* [Work to be completed] Below is a listing. Return the lines from the one that contains "Give me the" to the one that contains "Serialize everything readable", both ends included, verbatim and with no pictures.

* [Data for the task]
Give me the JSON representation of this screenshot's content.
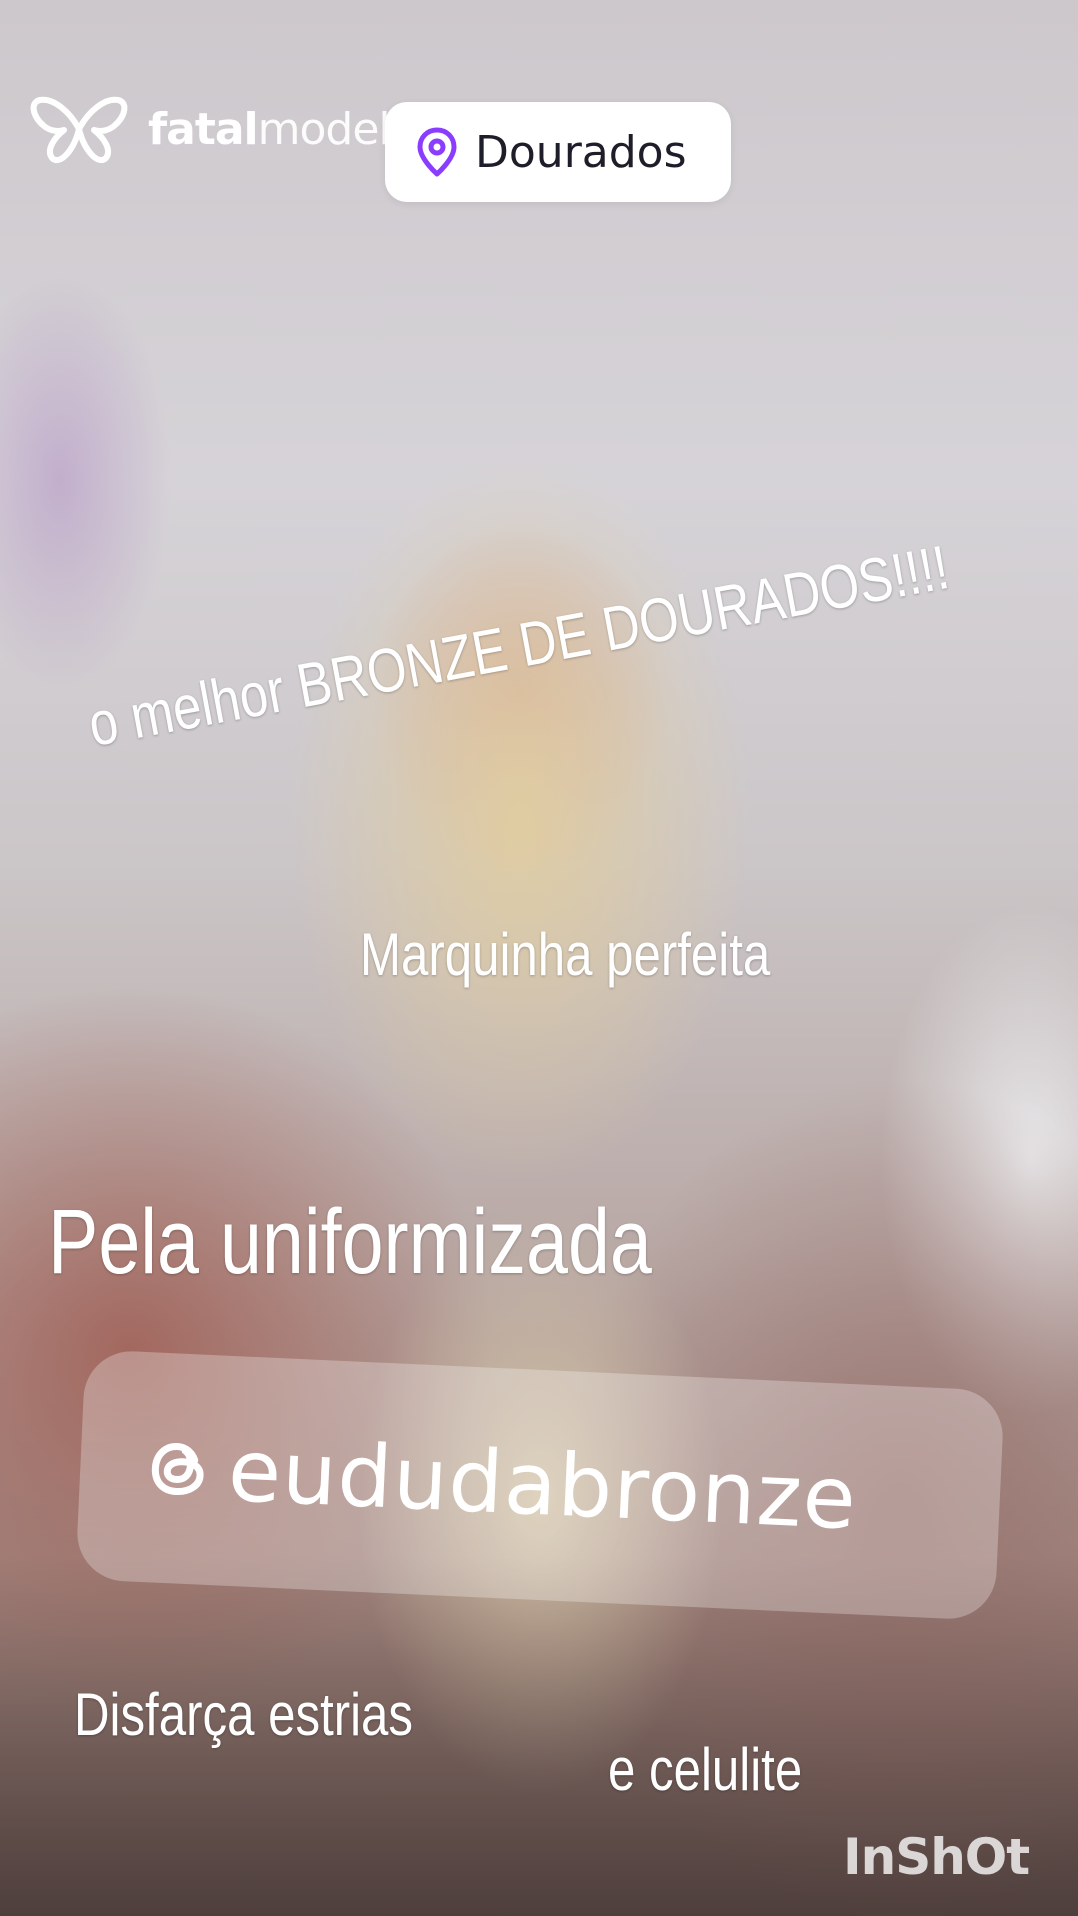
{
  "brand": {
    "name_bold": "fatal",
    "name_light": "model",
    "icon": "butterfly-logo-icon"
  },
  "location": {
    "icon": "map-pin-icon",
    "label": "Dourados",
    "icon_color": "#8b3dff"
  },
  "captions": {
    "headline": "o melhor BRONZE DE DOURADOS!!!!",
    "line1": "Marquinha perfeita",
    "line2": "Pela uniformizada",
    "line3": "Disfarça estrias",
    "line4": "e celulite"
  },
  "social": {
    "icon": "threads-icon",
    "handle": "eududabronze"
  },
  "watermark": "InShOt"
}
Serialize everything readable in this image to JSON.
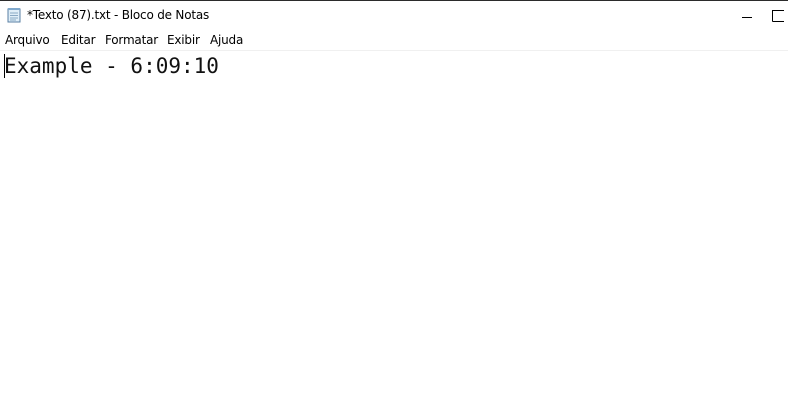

...

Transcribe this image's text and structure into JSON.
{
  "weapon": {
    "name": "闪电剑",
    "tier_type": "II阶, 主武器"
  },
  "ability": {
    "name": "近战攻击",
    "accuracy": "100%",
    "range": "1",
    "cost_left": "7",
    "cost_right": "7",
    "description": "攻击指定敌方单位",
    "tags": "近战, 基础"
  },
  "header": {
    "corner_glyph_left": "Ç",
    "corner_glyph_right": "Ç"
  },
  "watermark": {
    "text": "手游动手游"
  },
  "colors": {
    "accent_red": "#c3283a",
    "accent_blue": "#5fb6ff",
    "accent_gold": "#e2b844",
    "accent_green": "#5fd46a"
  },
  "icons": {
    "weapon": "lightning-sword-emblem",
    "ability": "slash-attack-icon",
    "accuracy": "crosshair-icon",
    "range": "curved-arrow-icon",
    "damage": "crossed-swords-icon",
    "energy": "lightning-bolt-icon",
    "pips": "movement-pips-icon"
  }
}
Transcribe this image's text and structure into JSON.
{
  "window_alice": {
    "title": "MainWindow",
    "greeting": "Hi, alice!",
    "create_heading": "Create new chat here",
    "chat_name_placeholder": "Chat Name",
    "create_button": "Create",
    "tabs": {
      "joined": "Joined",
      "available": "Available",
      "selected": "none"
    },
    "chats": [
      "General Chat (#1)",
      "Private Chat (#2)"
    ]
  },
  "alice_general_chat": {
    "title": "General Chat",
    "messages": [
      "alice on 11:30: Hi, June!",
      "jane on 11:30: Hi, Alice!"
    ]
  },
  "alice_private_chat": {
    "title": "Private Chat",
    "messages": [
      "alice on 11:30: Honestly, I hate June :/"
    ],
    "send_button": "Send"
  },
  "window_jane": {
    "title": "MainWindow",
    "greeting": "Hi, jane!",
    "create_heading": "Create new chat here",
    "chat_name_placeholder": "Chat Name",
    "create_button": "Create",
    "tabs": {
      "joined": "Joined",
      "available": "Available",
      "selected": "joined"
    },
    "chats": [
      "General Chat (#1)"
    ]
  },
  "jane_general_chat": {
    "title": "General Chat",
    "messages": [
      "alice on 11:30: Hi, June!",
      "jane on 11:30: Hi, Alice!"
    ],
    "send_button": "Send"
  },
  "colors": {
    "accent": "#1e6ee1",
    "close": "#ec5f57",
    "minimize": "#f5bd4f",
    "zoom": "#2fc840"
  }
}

---

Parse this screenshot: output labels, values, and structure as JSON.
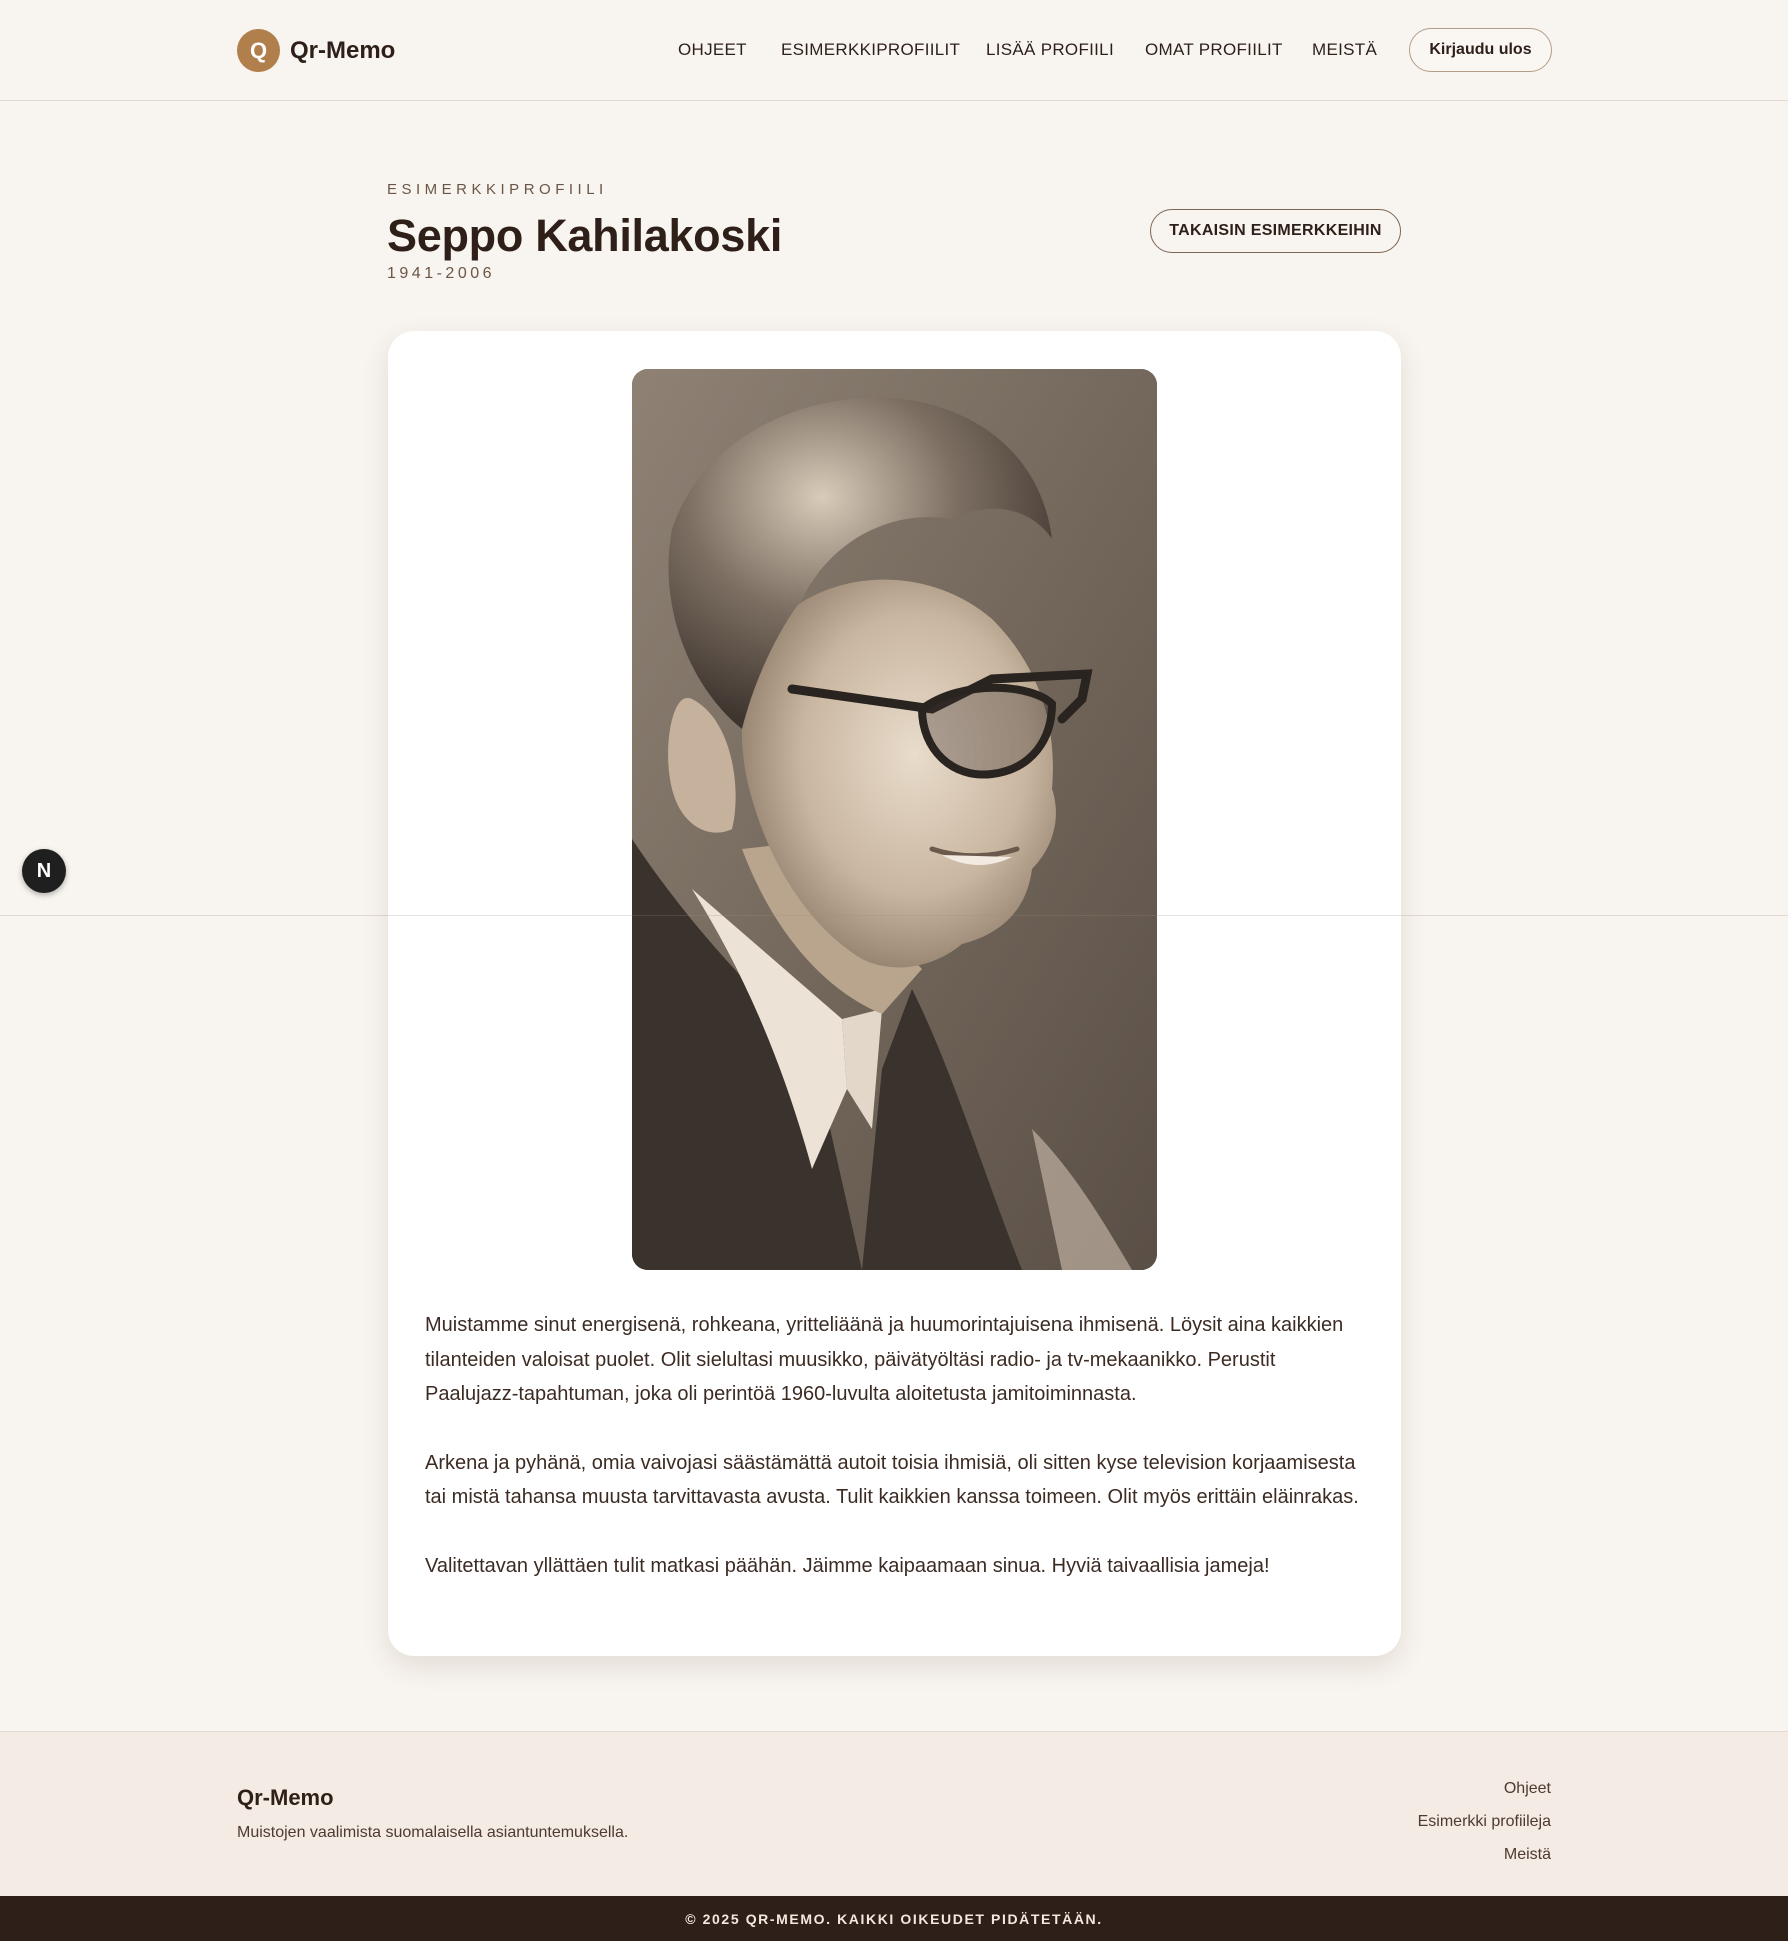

* [Task solution]
Give me the JSON representation of this screenshot's content.
{
  "brand": {
    "name_bold": "fatal",
    "name_light": "model",
    "icon": "butterfly-logo-icon"
  },
  "location": {
    "icon": "map-pin-icon",
    "label": "Dourados",
    "icon_color": "#8b3dff"
  },
  "captions": {
    "headline": "o melhor BRONZE DE DOURADOS!!!!",
    "line1": "Marquinha perfeita",
    "line2": "Pela uniformizada",
    "line3": "Disfarça estrias",
    "line4": "e celulite"
  },
  "social": {
    "icon": "threads-icon",
    "handle": "eududabronze"
  },
  "watermark": "InShOt"
}
Serialize everything readable in this image to JSON.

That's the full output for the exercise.